=== Excerpt provided ===

Everyone knows that the Scots make the best porridge – apart, it seems, from the organisers of the World Championships held in Carrbridge at the weekend.

This year’s Golden Spurtle – and if you don’t know what a spurtle is, you’ve never made proper porridge – was awarded to a man from Oregon in the United States.

Can you believe it?

Claims he has been involved in wholegrain food all his life and true, aged 87, that is quite a number of years but no mention if everything he knows about porridge came from his granny.

We were given porridge every morning growing up, no sugary cereal for us – and no little toys out of the cornflakes packet either, remember those? My mum followed her mother’s example and used to soak oatmeal overnight, yes, I’m talking about ‘real’ porridge.

And there was no milk in it. Only water and salt, but we were allowed to pour milk over it – and it was great if you got to the milk bottle first and managed to get the cream from the top. You certainly don’t get that out of a plastic cartoon!

Daughter Emma is reading this over my shoulder and laughing that I sound like some old biddy. But I’m just remembering how it used to be growing up – some people make a fortune putting their memories on paper.

I remember my grandfather, who used to be a farmworker many, many years ago, telling me that his mother – my goodness this is a tale of family history – would make a huge pot of porridge and pour it into a drawer to set.

Hope she took out all the rubbish first!

Then each morning she would cut out slices and wrap it in a bit of cloth, giving it to her husband and sons for their lunch.

Do you think this was an early version of the meal deal?

He lived well into his 80s so it didn’t do him any harm. And I also read this week that some old boy who was celebrating his 105th birthday was giving the credit to his daily bowl of porridge for setting him up for the day.

I’m still eating my porridge every morning, but whisper it, I use those little sachets which make it very easy. Don’t think my granny would approve but if it helps me hit my centenary then I’ll be happy to give the credit to the wholesome breakfast!

*For those who don’t know, a spurtle is a wooden kitchen stick-like implement which you use to make lump-free porridge.

===

*Jobs*.
1. Replace "wholegrain food" with "oatmeal" and write out the porridge article between "Claims he has" and "from his granny.", inclusive.
2. Return the listing verbatim, from its first line through the line containing "services-icon (439, 984, 453, 998)", inclusive, and nothing else.
The porridge article and the listing after it come from unrelated sources.

=== Exercise input ===

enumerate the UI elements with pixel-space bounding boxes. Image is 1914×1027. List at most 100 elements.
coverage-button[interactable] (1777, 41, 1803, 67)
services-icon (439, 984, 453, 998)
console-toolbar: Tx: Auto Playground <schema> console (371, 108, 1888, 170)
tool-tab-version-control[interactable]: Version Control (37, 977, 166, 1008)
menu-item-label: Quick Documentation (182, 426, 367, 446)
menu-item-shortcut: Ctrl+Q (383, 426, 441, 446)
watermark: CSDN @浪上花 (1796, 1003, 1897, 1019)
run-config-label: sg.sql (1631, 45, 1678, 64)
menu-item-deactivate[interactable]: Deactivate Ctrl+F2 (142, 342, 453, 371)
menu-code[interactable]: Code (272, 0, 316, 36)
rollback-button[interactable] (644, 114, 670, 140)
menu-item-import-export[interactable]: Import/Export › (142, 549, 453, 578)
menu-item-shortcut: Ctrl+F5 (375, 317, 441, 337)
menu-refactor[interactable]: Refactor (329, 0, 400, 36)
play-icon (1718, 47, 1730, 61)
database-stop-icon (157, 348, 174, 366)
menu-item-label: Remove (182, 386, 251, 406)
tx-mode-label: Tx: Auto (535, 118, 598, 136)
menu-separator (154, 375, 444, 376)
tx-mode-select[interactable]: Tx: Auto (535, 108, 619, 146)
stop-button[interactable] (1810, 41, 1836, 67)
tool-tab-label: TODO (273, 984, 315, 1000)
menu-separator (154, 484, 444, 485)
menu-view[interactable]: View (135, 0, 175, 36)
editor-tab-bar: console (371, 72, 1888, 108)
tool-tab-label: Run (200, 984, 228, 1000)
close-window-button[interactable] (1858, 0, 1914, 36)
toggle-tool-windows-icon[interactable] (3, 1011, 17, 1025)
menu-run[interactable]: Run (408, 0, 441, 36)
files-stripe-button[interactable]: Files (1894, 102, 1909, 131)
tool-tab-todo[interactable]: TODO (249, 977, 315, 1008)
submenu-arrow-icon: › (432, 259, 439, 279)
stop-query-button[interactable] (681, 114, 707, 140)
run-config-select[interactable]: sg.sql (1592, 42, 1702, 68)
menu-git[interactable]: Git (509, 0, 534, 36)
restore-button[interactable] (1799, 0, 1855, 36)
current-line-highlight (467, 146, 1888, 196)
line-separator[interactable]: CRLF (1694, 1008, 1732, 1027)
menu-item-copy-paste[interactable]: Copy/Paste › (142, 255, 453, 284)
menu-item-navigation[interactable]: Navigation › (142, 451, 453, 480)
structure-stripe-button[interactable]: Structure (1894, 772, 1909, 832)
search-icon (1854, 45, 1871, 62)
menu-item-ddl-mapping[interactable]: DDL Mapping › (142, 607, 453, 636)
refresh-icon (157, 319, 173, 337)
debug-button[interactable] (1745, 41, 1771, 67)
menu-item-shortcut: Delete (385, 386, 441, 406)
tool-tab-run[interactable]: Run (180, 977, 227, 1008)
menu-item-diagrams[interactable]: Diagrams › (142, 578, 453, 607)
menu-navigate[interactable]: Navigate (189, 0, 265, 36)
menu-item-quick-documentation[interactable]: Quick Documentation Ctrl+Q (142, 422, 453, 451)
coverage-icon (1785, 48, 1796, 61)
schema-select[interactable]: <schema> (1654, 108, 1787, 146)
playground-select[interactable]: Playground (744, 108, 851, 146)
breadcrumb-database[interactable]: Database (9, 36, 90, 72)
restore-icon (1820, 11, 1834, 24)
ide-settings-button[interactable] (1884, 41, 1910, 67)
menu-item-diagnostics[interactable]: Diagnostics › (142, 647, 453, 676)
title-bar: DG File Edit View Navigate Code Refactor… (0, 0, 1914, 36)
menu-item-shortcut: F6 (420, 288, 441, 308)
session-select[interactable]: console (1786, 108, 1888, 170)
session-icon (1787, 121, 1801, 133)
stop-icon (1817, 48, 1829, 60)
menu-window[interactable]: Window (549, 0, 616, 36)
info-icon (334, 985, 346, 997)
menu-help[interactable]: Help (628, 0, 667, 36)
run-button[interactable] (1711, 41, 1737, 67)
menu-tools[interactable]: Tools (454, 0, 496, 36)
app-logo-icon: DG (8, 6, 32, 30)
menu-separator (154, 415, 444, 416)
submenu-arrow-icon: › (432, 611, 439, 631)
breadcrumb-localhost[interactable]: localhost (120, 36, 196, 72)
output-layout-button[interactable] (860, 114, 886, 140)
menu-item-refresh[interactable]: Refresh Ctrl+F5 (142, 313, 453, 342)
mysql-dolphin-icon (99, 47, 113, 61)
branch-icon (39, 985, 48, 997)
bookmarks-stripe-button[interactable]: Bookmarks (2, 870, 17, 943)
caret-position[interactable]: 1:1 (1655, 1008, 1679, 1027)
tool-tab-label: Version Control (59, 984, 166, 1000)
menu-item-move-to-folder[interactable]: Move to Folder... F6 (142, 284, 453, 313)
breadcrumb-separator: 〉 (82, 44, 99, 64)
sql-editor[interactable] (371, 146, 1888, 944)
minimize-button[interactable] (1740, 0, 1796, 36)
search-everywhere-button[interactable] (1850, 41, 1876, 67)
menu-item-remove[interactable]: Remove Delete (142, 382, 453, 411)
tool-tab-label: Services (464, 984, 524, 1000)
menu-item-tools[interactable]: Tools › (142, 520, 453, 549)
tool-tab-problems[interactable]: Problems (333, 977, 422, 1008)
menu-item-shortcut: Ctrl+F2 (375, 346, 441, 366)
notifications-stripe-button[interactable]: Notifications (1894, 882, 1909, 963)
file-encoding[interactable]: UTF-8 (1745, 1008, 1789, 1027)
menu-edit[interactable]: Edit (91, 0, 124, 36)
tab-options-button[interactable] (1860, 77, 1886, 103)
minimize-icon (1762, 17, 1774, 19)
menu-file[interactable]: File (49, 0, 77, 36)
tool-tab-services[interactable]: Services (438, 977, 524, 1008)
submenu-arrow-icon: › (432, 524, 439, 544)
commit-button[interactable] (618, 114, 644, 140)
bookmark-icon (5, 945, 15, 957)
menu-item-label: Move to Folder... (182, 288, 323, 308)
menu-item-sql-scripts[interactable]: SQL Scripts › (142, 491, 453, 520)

===

*Answers to each task*.
1.
Claims he has been involved in oatmeal all his life and true, aged 87, that is quite a number of years but no mention if everything he knows about porridge came from his granny.

2.
enumerate the UI elements with pixel-space bounding boxes. Image is 1914×1027. List at most 100 elements.
coverage-button[interactable] (1777, 41, 1803, 67)
services-icon (439, 984, 453, 998)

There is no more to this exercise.